-- SUPPLIED MATERIAL start --

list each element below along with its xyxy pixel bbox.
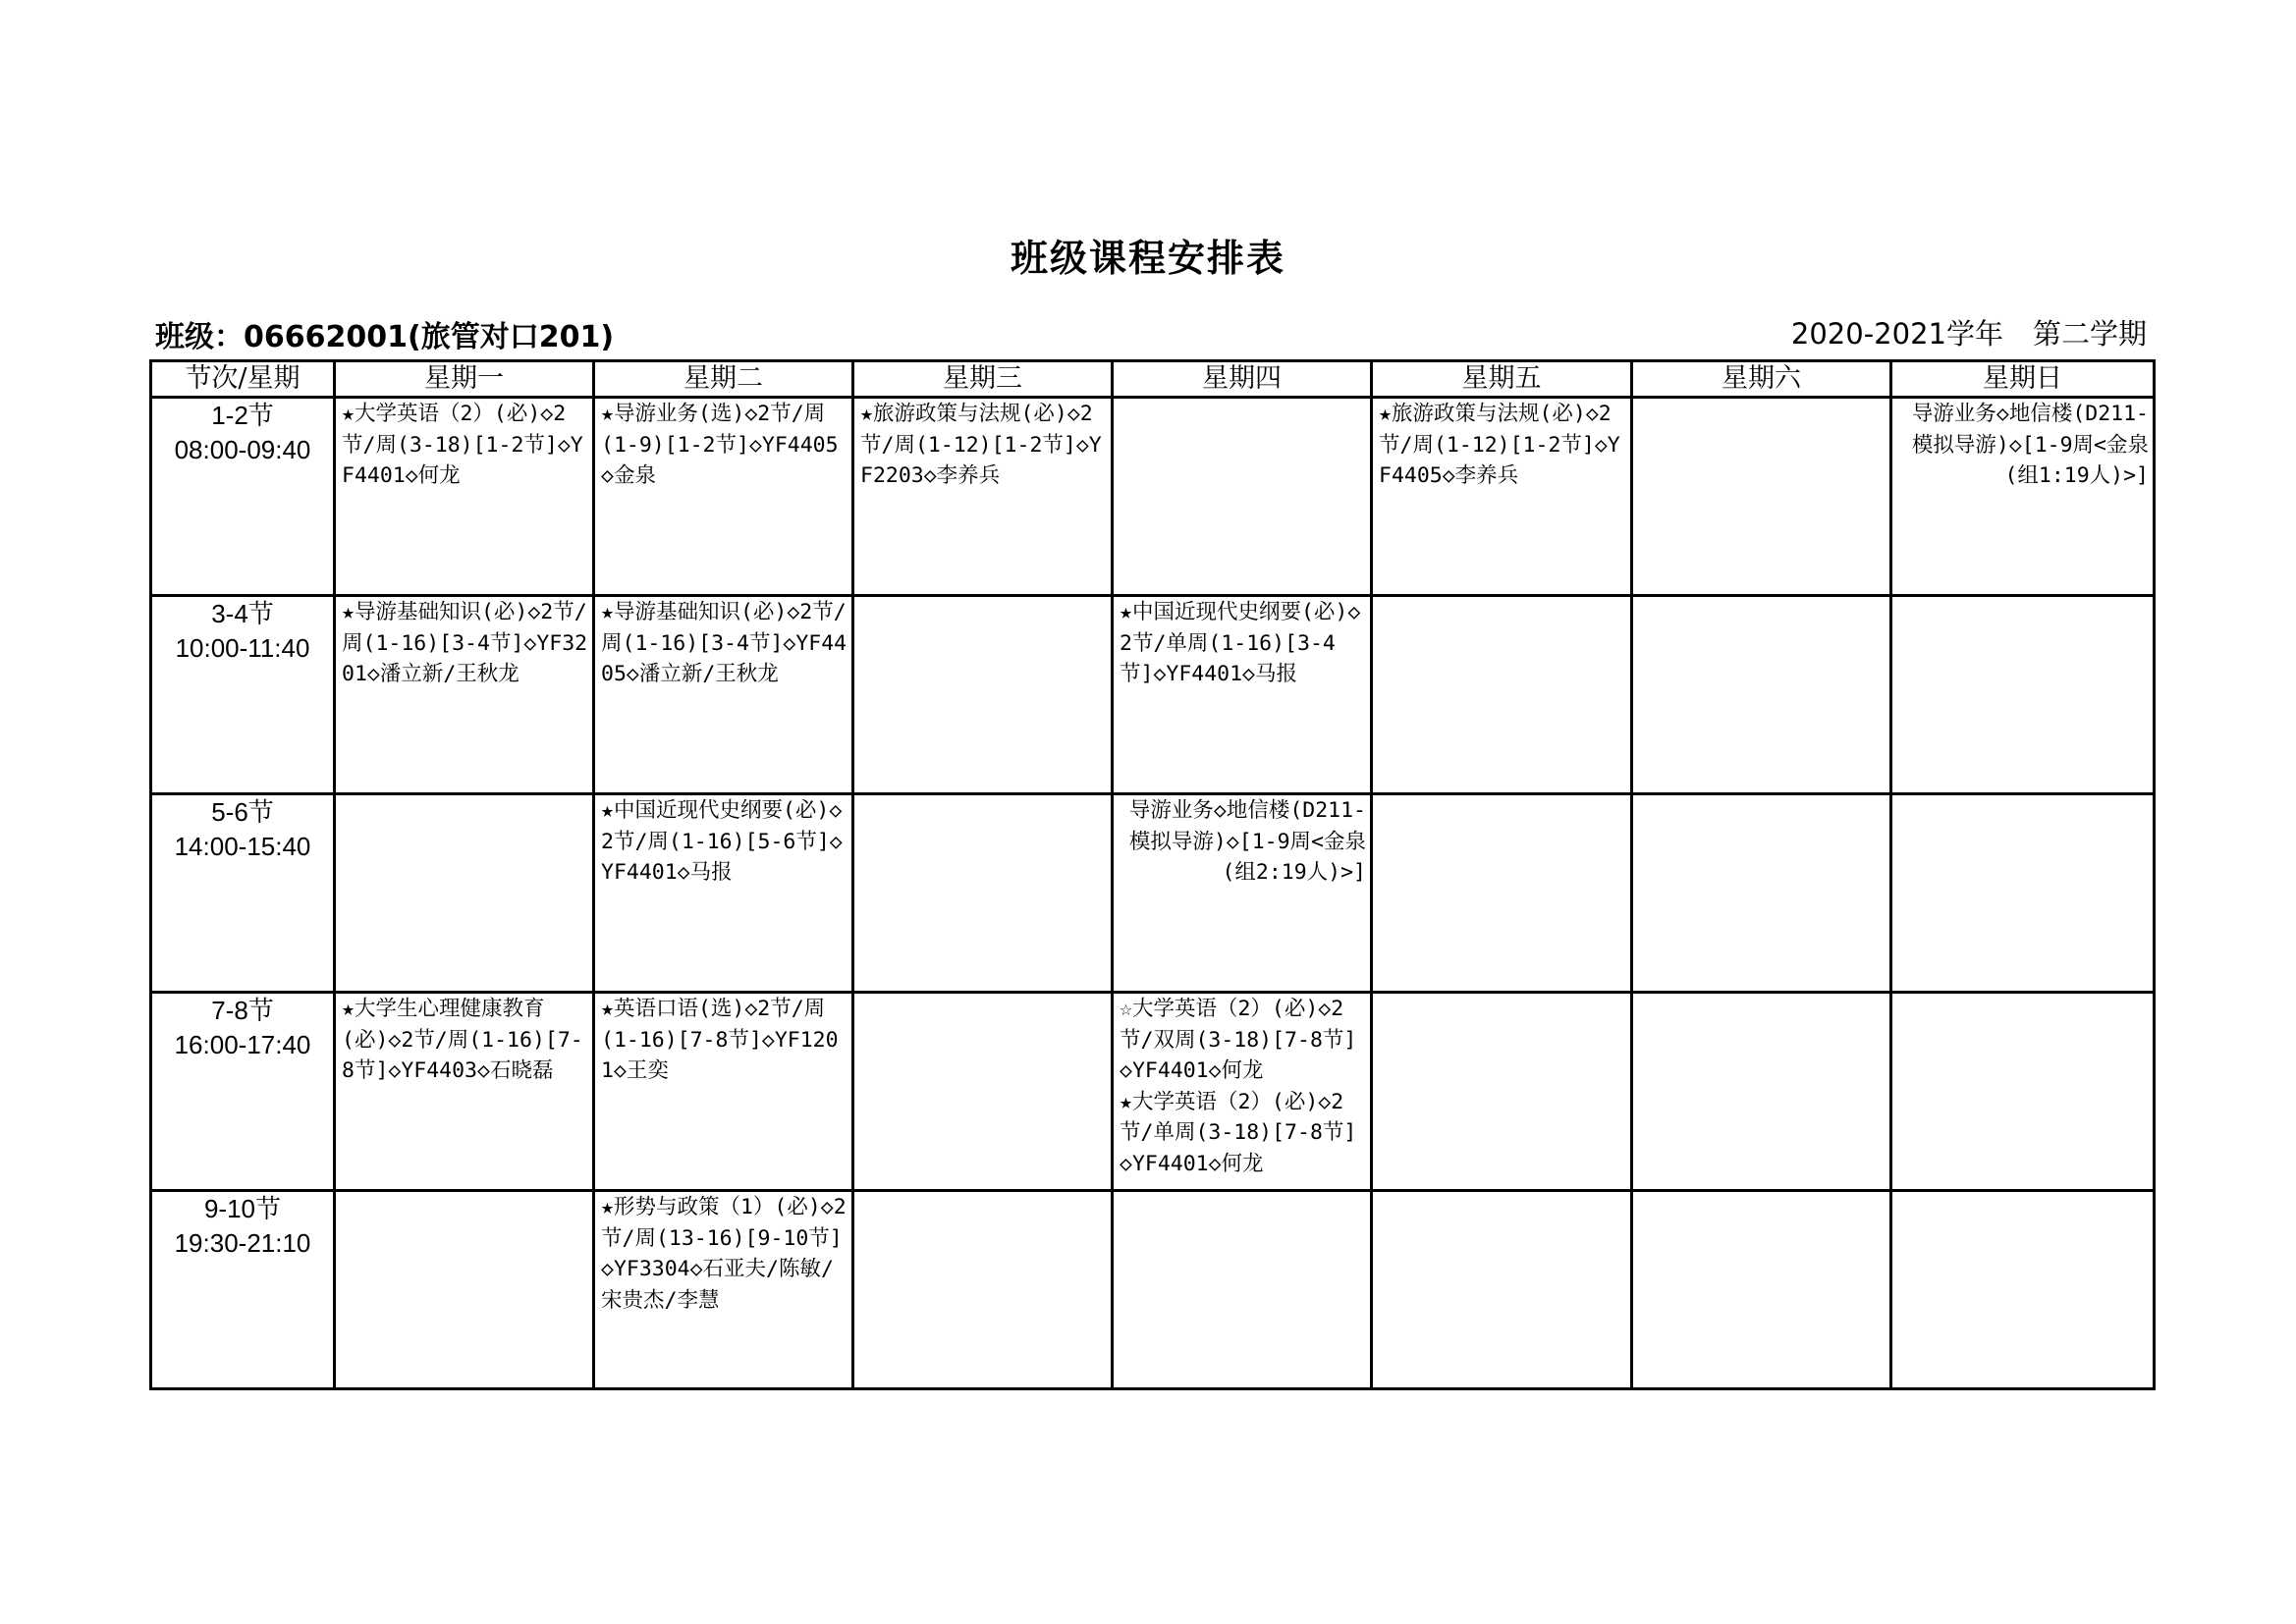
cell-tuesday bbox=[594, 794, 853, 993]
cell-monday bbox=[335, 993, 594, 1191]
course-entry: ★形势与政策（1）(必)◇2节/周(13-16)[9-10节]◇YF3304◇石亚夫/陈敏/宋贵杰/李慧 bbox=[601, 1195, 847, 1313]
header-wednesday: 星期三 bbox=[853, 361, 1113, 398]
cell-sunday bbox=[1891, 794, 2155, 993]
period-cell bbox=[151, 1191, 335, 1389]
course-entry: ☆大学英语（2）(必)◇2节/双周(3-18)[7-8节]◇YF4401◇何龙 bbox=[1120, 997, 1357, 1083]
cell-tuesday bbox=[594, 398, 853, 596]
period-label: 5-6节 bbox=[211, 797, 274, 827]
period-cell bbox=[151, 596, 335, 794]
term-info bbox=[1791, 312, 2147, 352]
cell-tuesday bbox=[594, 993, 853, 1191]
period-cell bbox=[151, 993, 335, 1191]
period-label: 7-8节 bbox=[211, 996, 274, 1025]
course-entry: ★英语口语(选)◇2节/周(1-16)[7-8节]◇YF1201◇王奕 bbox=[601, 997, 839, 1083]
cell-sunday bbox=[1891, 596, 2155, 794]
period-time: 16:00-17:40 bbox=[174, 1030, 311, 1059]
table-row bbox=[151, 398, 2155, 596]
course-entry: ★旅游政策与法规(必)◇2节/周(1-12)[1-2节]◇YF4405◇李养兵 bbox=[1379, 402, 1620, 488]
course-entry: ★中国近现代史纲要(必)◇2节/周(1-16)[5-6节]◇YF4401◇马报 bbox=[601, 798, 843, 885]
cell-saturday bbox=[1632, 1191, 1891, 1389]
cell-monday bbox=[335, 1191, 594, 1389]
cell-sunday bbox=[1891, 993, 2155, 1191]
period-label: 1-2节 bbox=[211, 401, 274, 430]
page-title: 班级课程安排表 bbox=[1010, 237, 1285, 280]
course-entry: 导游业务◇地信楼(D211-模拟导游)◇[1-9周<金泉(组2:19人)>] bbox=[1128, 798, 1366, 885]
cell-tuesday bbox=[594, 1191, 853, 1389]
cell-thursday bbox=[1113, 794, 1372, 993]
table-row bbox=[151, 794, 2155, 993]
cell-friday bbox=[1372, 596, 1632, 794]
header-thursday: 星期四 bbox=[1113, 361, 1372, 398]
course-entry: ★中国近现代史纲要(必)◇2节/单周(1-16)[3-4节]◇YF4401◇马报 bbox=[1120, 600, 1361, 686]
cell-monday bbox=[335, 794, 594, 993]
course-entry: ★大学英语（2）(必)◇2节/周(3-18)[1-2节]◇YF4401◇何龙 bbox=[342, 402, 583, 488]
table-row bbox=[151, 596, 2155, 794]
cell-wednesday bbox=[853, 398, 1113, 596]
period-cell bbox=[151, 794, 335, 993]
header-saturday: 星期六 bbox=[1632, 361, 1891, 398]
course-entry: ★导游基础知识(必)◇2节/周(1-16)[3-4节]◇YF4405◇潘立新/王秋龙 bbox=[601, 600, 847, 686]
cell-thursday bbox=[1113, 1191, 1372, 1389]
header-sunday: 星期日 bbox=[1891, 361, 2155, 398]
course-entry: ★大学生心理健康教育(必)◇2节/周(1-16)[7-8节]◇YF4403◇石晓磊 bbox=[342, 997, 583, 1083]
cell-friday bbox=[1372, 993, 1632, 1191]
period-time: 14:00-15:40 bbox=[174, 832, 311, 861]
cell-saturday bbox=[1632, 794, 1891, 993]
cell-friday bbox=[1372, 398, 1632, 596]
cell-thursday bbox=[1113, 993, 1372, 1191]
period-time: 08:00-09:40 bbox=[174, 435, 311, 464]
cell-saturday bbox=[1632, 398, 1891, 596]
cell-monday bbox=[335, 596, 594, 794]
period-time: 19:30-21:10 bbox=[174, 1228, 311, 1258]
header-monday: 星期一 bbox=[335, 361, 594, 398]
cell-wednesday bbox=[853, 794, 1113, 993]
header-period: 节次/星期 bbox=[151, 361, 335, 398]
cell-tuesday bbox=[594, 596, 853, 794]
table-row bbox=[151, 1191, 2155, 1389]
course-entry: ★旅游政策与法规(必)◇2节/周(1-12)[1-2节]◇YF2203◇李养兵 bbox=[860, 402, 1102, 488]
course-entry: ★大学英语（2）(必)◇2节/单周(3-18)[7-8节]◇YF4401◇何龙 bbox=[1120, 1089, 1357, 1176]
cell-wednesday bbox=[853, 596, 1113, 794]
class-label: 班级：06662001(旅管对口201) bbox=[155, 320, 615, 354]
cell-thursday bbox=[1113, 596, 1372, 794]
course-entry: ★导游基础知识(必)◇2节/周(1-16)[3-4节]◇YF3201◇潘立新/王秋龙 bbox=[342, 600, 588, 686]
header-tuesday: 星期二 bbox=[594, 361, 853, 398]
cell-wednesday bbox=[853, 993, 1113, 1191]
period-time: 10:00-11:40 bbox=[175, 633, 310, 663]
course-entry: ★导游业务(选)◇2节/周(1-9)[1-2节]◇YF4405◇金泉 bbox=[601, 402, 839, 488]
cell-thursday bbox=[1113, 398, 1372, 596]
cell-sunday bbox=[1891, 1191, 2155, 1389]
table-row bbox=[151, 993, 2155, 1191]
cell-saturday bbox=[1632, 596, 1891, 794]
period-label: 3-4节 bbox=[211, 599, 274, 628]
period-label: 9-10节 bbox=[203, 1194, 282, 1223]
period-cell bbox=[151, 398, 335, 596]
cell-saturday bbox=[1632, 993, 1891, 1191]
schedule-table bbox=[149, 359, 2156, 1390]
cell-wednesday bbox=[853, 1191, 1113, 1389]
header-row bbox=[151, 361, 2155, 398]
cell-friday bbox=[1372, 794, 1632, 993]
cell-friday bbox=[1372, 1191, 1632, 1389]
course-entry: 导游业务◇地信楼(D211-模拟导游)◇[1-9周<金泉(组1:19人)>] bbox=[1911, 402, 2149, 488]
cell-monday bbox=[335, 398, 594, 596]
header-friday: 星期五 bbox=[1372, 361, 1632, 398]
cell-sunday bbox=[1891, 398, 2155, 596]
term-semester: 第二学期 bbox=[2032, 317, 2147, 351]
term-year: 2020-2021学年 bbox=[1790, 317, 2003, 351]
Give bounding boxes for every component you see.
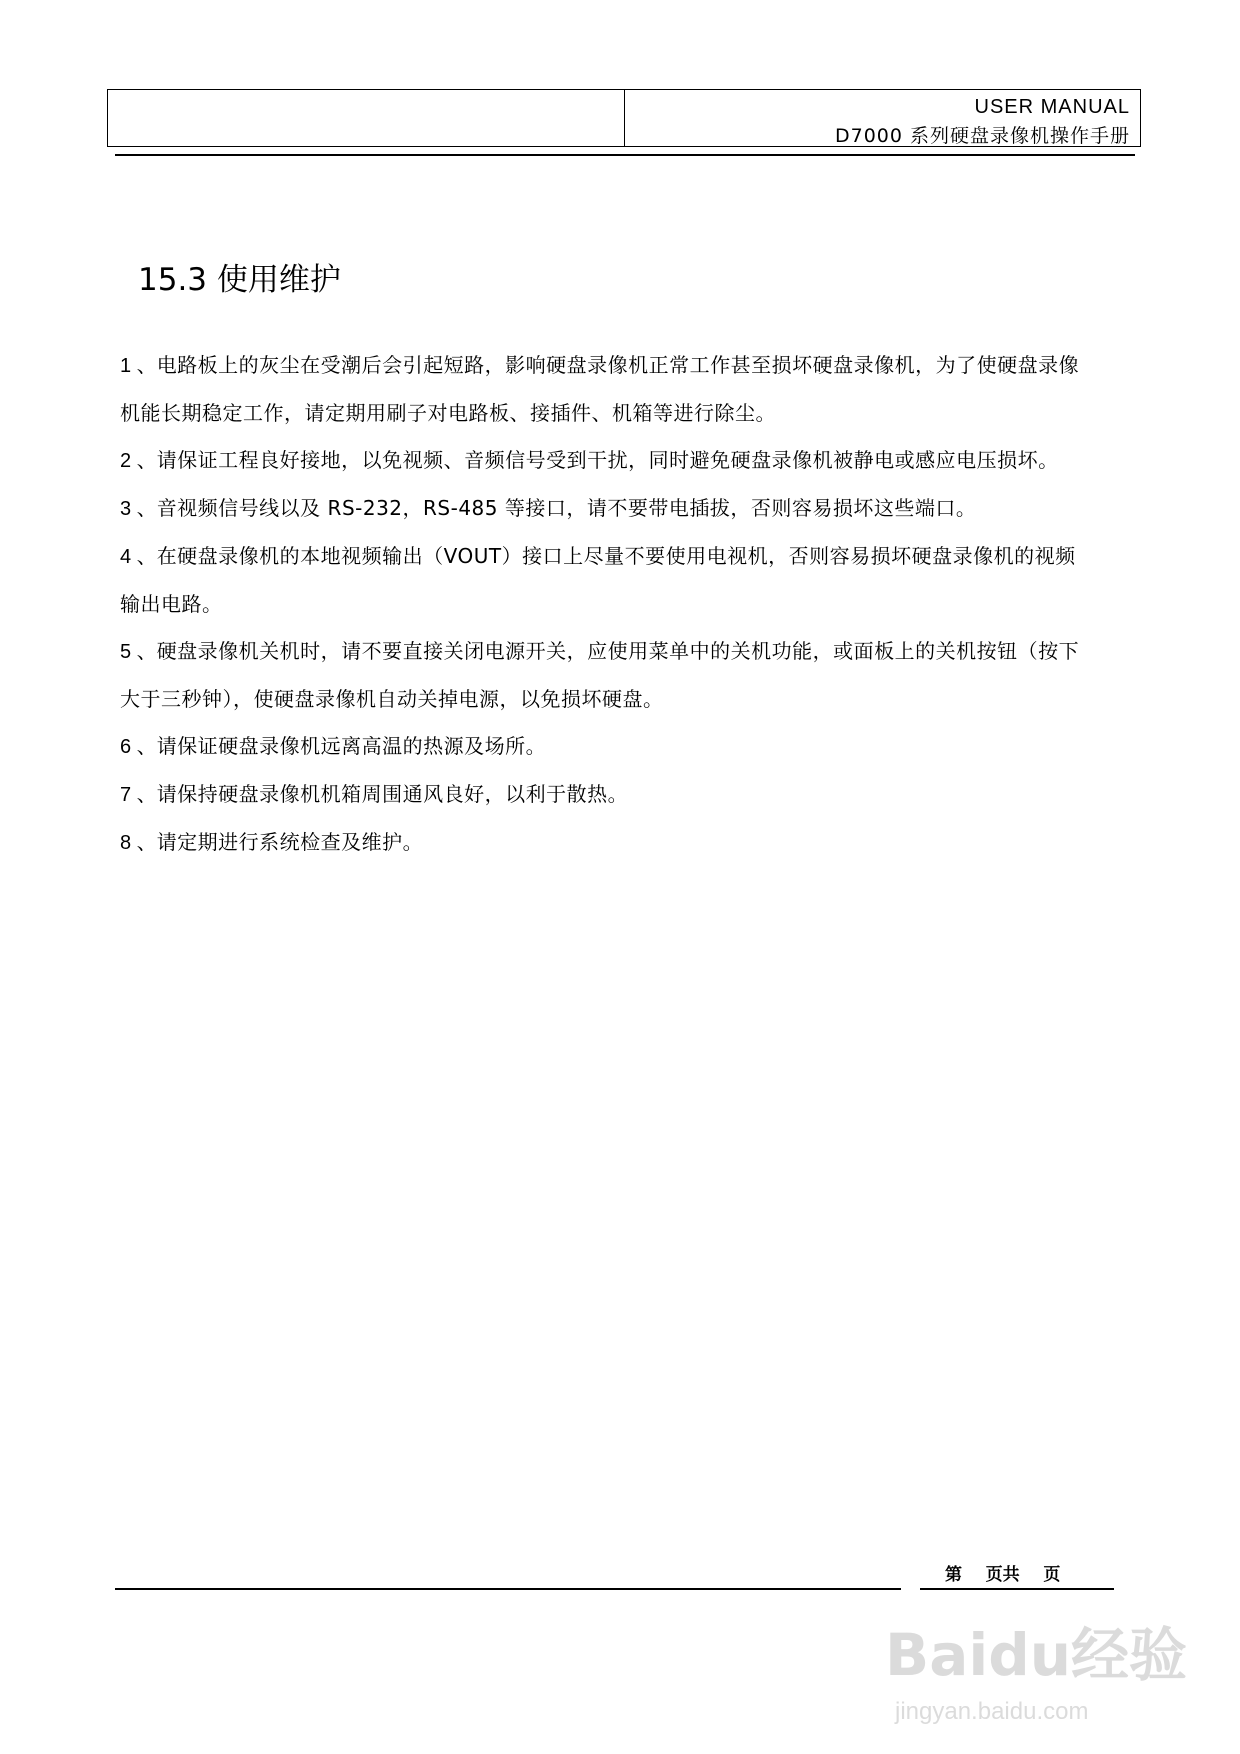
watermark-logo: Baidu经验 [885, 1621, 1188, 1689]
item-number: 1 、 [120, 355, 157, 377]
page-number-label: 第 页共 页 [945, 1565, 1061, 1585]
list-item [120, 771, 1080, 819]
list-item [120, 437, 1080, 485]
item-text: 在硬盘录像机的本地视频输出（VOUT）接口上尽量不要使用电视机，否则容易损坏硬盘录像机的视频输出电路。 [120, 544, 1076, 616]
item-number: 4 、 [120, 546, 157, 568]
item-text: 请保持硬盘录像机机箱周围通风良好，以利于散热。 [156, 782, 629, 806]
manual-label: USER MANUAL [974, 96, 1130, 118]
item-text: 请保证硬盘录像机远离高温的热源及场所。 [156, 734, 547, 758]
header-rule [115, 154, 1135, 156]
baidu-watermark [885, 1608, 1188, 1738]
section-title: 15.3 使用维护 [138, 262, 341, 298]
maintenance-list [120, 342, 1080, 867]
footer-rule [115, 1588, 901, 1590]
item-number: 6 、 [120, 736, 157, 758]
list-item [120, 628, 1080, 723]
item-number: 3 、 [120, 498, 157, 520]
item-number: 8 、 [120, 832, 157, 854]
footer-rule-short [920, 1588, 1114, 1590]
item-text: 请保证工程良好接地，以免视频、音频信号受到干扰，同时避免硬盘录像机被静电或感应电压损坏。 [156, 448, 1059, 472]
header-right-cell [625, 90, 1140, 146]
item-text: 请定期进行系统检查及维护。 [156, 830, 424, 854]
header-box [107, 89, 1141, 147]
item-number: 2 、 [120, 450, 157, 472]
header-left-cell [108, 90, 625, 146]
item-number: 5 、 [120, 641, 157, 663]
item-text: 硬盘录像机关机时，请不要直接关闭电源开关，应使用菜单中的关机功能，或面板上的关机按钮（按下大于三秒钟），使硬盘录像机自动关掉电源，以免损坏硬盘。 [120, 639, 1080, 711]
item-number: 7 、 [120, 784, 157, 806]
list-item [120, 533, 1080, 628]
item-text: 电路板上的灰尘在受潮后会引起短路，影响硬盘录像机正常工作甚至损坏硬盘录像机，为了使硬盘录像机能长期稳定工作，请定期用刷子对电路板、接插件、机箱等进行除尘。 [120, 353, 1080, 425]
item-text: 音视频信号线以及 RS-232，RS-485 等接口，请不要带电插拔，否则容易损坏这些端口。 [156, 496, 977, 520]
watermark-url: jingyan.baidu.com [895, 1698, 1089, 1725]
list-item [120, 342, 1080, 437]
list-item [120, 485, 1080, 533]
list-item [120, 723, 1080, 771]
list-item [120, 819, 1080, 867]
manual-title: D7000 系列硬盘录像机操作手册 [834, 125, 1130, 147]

-- SUPPLIED MATERIAL end --

**TASK DESCRIPTION:** Reproduce, verbatim, the stretch of the material above from the line containing "watermark-logo: Baidu经验 [885, 1621, 1188, 1689]" through the line containing "item-text: 请保证硬盘录像机远离高温的热源及场所。 [156, 734, 547, 758]", including both of those lines and nothing outside them.

**REPLY TO THE TASK:**
watermark-logo: Baidu经验 [885, 1621, 1188, 1689]
item-number: 1 、 [120, 355, 157, 377]
page-number-label: 第 页共 页 [945, 1565, 1061, 1585]
list-item [120, 771, 1080, 819]
list-item [120, 437, 1080, 485]
item-text: 在硬盘录像机的本地视频输出（VOUT）接口上尽量不要使用电视机，否则容易损坏硬盘录像机的视频输出电路。 [120, 544, 1076, 616]
item-number: 4 、 [120, 546, 157, 568]
item-text: 请保持硬盘录像机机箱周围通风良好，以利于散热。 [156, 782, 629, 806]
manual-label: USER MANUAL [974, 96, 1130, 118]
item-text: 请保证硬盘录像机远离高温的热源及场所。 [156, 734, 547, 758]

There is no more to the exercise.